> **The problem**
Give every line again exactly as it appears, please, but not the pictures.
Start of Material for this exercise
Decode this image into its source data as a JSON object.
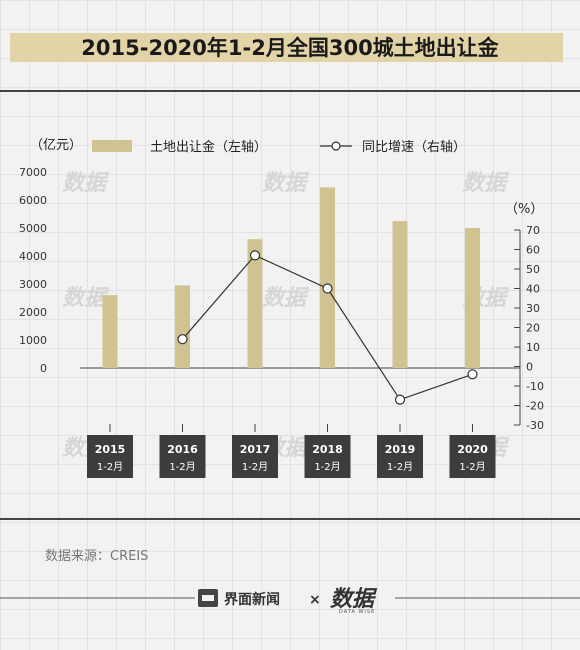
{
  "title": "2015-2020年1-2月全国300城土地出让金",
  "source": "数据来源：CREIS",
  "brand": {
    "jiemian": "界面新闻",
    "times": "×",
    "shuju": "数据",
    "shuju_sub": "DATA WISE"
  },
  "watermark": "数据",
  "colors": {
    "bar": "#d1c291",
    "line": "#333333",
    "category_bg": "#3d3d3d",
    "title_bar": "#e2d4a7"
  },
  "chart_data": {
    "type": "bar",
    "categories": [
      {
        "year": "2015",
        "period": "1-2月"
      },
      {
        "year": "2016",
        "period": "1-2月"
      },
      {
        "year": "2017",
        "period": "1-2月"
      },
      {
        "year": "2018",
        "period": "1-2月"
      },
      {
        "year": "2019",
        "period": "1-2月"
      },
      {
        "year": "2020",
        "period": "1-2月"
      }
    ],
    "series": [
      {
        "name": "土地出让金（左轴）",
        "type": "bar",
        "axis": "left",
        "values": [
          2600,
          2950,
          4600,
          6450,
          5250,
          5000
        ]
      },
      {
        "name": "同比增速（右轴）",
        "type": "line",
        "axis": "right",
        "values": [
          null,
          14,
          57,
          40,
          -17,
          -4
        ]
      }
    ],
    "y_left": {
      "unit": "（亿元）",
      "ylim": [
        0,
        7000
      ],
      "ticks": [
        0,
        1000,
        2000,
        3000,
        4000,
        5000,
        6000,
        7000
      ]
    },
    "y_right": {
      "unit": "（%）",
      "ylim": [
        -30,
        70
      ],
      "ticks": [
        70,
        60,
        50,
        40,
        30,
        20,
        10,
        0,
        -10,
        -20,
        -30
      ]
    },
    "legend_position": "top"
  }
}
End of Material for this exercise
> **Written solution**
Decode this image into its source data as a JSON object.
{
  "title": "2015-2020年1-2月全国300城土地出让金",
  "source": "数据来源：CREIS",
  "brand": {
    "jiemian": "界面新闻",
    "times": "×",
    "shuju": "数据",
    "shuju_sub": "DATA WISE"
  },
  "watermark": "数据",
  "colors": {
    "bar": "#d1c291",
    "line": "#333333",
    "category_bg": "#3d3d3d",
    "title_bar": "#e2d4a7"
  },
  "chart_data": {
    "type": "bar",
    "categories": [
      {
        "year": "2015",
        "period": "1-2月"
      },
      {
        "year": "2016",
        "period": "1-2月"
      },
      {
        "year": "2017",
        "period": "1-2月"
      },
      {
        "year": "2018",
        "period": "1-2月"
      },
      {
        "year": "2019",
        "period": "1-2月"
      },
      {
        "year": "2020",
        "period": "1-2月"
      }
    ],
    "series": [
      {
        "name": "土地出让金（左轴）",
        "type": "bar",
        "axis": "left",
        "values": [
          2600,
          2950,
          4600,
          6450,
          5250,
          5000
        ]
      },
      {
        "name": "同比增速（右轴）",
        "type": "line",
        "axis": "right",
        "values": [
          null,
          14,
          57,
          40,
          -17,
          -4
        ]
      }
    ],
    "y_left": {
      "unit": "（亿元）",
      "ylim": [
        0,
        7000
      ],
      "ticks": [
        0,
        1000,
        2000,
        3000,
        4000,
        5000,
        6000,
        7000
      ]
    },
    "y_right": {
      "unit": "（%）",
      "ylim": [
        -30,
        70
      ],
      "ticks": [
        70,
        60,
        50,
        40,
        30,
        20,
        10,
        0,
        -10,
        -20,
        -30
      ]
    },
    "legend_position": "top"
  }
}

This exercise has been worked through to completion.